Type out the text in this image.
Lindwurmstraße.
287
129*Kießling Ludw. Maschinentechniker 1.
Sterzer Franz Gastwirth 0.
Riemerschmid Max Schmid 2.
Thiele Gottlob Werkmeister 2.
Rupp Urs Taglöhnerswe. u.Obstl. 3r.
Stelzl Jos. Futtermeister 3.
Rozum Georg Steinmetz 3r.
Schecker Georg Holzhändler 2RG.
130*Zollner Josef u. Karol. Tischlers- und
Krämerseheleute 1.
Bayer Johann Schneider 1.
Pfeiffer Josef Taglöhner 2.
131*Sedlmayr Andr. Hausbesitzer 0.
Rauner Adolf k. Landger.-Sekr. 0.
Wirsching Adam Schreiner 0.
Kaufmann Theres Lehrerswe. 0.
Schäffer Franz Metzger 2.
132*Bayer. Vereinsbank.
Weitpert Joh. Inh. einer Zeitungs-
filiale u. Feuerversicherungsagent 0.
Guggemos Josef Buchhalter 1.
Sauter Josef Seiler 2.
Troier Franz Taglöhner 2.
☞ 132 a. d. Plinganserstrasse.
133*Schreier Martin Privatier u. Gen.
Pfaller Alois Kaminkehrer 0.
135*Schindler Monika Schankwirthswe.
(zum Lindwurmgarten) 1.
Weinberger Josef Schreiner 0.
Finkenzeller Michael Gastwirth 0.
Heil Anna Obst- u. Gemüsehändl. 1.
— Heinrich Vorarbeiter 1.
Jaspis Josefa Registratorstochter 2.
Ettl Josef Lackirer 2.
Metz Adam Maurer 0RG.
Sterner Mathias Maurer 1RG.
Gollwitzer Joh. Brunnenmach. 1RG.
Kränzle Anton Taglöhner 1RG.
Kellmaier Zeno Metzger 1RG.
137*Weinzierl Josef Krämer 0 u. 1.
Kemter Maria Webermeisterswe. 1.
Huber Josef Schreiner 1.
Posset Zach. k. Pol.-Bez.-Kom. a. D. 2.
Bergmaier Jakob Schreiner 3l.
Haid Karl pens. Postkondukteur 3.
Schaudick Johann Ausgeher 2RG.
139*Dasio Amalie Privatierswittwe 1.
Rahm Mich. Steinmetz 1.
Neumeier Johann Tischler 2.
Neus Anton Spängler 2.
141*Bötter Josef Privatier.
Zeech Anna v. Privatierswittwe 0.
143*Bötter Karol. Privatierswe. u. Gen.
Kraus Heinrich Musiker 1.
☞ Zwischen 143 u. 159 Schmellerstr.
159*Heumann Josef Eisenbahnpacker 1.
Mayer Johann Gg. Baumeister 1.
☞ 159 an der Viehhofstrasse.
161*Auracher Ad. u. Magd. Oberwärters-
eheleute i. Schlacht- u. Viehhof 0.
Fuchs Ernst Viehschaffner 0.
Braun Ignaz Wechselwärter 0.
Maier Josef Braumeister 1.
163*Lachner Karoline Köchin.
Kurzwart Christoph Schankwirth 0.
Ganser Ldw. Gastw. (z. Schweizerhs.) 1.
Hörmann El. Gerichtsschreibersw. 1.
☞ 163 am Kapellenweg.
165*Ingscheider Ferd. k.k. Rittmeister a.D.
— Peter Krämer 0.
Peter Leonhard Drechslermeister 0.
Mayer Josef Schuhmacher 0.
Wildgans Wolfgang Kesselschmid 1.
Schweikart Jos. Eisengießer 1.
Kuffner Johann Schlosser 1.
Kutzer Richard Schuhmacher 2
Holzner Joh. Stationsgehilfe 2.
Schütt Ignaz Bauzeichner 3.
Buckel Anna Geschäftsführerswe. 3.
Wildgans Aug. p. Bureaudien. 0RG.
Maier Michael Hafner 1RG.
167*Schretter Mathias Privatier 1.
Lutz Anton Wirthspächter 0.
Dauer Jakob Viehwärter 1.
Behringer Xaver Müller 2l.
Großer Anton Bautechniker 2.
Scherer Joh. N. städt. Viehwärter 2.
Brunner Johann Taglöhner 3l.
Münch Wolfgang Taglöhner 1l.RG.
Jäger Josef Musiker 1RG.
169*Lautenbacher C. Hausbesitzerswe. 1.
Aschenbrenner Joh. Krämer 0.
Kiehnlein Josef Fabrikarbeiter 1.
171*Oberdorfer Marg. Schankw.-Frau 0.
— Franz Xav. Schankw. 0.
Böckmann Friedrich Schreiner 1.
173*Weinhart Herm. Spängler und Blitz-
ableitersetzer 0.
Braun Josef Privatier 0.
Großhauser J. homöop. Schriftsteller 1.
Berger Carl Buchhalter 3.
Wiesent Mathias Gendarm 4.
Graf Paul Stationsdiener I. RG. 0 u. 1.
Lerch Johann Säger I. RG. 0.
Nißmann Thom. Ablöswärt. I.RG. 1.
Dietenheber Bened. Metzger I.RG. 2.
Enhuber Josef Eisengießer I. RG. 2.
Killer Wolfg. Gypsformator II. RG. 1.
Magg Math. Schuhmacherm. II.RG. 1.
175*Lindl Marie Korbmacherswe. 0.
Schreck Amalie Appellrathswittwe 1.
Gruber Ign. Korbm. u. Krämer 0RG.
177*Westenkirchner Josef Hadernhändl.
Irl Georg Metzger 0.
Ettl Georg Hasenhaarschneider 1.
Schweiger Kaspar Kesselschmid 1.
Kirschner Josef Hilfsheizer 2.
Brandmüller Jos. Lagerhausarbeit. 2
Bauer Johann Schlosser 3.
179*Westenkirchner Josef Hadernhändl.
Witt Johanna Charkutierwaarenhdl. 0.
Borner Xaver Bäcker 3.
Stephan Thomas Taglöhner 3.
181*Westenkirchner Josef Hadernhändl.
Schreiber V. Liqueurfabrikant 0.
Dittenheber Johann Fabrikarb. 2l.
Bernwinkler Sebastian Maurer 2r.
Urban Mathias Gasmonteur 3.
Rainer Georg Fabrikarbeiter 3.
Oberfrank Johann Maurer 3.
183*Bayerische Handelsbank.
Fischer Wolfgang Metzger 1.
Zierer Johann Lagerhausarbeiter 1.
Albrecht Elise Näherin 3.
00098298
___
#### [Instructions to follow]
Transcribe the material above in its entirety. Match it exactly.

#### [Result of the exercise]
Type out the text in this image.
Lindwurmstraße.
287
129*Kießling Ludw. Maschinentechniker 1.
Sterzer Franz Gastwirth 0.
Riemerschmid Max Schmid 2.
Thiele Gottlob Werkmeister 2.
Rupp Urs Taglöhnerswe. u.Obstl. 3r.
Stelzl Jos. Futtermeister 3.
Rozum Georg Steinmetz 3r.
Schecker Georg Holzhändler 2RG.
130*Zollner Josef u. Karol. Tischlers- und
Krämerseheleute 1.
Bayer Johann Schneider 1.
Pfeiffer Josef Taglöhner 2.
131*Sedlmayr Andr. Hausbesitzer 0.
Rauner Adolf k. Landger.-Sekr. 0.
Wirsching Adam Schreiner 0.
Kaufmann Theres Lehrerswe. 0.
Schäffer Franz Metzger 2.
132*Bayer. Vereinsbank.
Weitpert Joh. Inh. einer Zeitungs-
filiale u. Feuerversicherungsagent 0.
Guggemos Josef Buchhalter 1.
Sauter Josef Seiler 2.
Troier Franz Taglöhner 2.
☞ 132 a. d. Plinganserstrasse.
133*Schreier Martin Privatier u. Gen.
Pfaller Alois Kaminkehrer 0.
135*Schindler Monika Schankwirthswe.
(zum Lindwurmgarten) 1.
Weinberger Josef Schreiner 0.
Finkenzeller Michael Gastwirth 0.
Heil Anna Obst- u. Gemüsehändl. 1.
— Heinrich Vorarbeiter 1.
Jaspis Josefa Registratorstochter 2.
Ettl Josef Lackirer 2.
Metz Adam Maurer 0RG.
Sterner Mathias Maurer 1RG.
Gollwitzer Joh. Brunnenmach. 1RG.
Kränzle Anton Taglöhner 1RG.
Kellmaier Zeno Metzger 1RG.
137*Weinzierl Josef Krämer 0 u. 1.
Kemter Maria Webermeisterswe. 1.
Huber Josef Schreiner 1.
Posset Zach. k. Pol.-Bez.-Kom. a. D. 2.
Bergmaier Jakob Schreiner 3l.
Haid Karl pens. Postkondukteur 3.
Schaudick Johann Ausgeher 2RG.
139*Dasio Amalie Privatierswittwe 1.
Rahm Mich. Steinmetz 1.
Neumeier Johann Tischler 2.
Neus Anton Spängler 2.
141*Bötter Josef Privatier.
Zeech Anna v. Privatierswittwe 0.
143*Bötter Karol. Privatierswe. u. Gen.
Kraus Heinrich Musiker 1.
☞ Zwischen 143 u. 159 Schmellerstr.
159*Heumann Josef Eisenbahnpacker 1.
Mayer Johann Gg. Baumeister 1.
☞ 159 an der Viehhofstrasse.
161*Auracher Ad. u. Magd. Oberwärters-
eheleute i. Schlacht- u. Viehhof 0.
Fuchs Ernst Viehschaffner 0.
Braun Ignaz Wechselwärter 0.
Maier Josef Braumeister 1.
163*Lachner Karoline Köchin.
Kurzwart Christoph Schankwirth 0.
Ganser Ldw. Gastw. (z. Schweizerhs.) 1.
Hörmann El. Gerichtsschreibersw. 1.
☞ 163 am Kapellenweg.
165*Ingscheider Ferd. k.k. Rittmeister a.D.
— Peter Krämer 0.
Peter Leonhard Drechslermeister 0.
Mayer Josef Schuhmacher 0.
Wildgans Wolfgang Kesselschmid 1.
Schweikart Jos. Eisengießer 1.
Kuffner Johann Schlosser 1.
Kutzer Richard Schuhmacher 2
Holzner Joh. Stationsgehilfe 2.
Schütt Ignaz Bauzeichner 3.
Buckel Anna Geschäftsführerswe. 3.
Wildgans Aug. p. Bureaudien. 0RG.
Maier Michael Hafner 1RG.
167*Schretter Mathias Privatier 1.
Lutz Anton Wirthspächter 0.
Dauer Jakob Viehwärter 1.
Behringer Xaver Müller 2l.
Großer Anton Bautechniker 2.
Scherer Joh. N. städt. Viehwärter 2.
Brunner Johann Taglöhner 3l.
Münch Wolfgang Taglöhner 1l.RG.
Jäger Josef Musiker 1RG.
169*Lautenbacher C. Hausbesitzerswe. 1.
Aschenbrenner Joh. Krämer 0.
Kiehnlein Josef Fabrikarbeiter 1.
171*Oberdorfer Marg. Schankw.-Frau 0.
— Franz Xav. Schankw. 0.
Böckmann Friedrich Schreiner 1.
173*Weinhart Herm. Spängler und Blitz-
ableitersetzer 0.
Braun Josef Privatier 0.
Großhauser J. homöop. Schriftsteller 1.
Berger Carl Buchhalter 3.
Wiesent Mathias Gendarm 4.
Graf Paul Stationsdiener I. RG. 0 u. 1.
Lerch Johann Säger I. RG. 0.
Nißmann Thom. Ablöswärt. I.RG. 1.
Dietenheber Bened. Metzger I.RG. 2.
Enhuber Josef Eisengießer I. RG. 2.
Killer Wolfg. Gypsformator II. RG. 1.
Magg Math. Schuhmacherm. II.RG. 1.
175*Lindl Marie Korbmacherswe. 0.
Schreck Amalie Appellrathswittwe 1.
Gruber Ign. Korbm. u. Krämer 0RG.
177*Westenkirchner Josef Hadernhändl.
Irl Georg Metzger 0.
Ettl Georg Hasenhaarschneider 1.
Schweiger Kaspar Kesselschmid 1.
Kirschner Josef Hilfsheizer 2.
Brandmüller Jos. Lagerhausarbeit. 2
Bauer Johann Schlosser 3.
179*Westenkirchner Josef Hadernhändl.
Witt Johanna Charkutierwaarenhdl. 0.
Borner Xaver Bäcker 3.
Stephan Thomas Taglöhner 3.
181*Westenkirchner Josef Hadernhändl.
Schreiber V. Liqueurfabrikant 0.
Dittenheber Johann Fabrikarb. 2l.
Bernwinkler Sebastian Maurer 2r.
Urban Mathias Gasmonteur 3.
Rainer Georg Fabrikarbeiter 3.
Oberfrank Johann Maurer 3.
183*Bayerische Handelsbank.
Fischer Wolfgang Metzger 1.
Zierer Johann Lagerhausarbeiter 1.
Albrecht Elise Näherin 3.
00098298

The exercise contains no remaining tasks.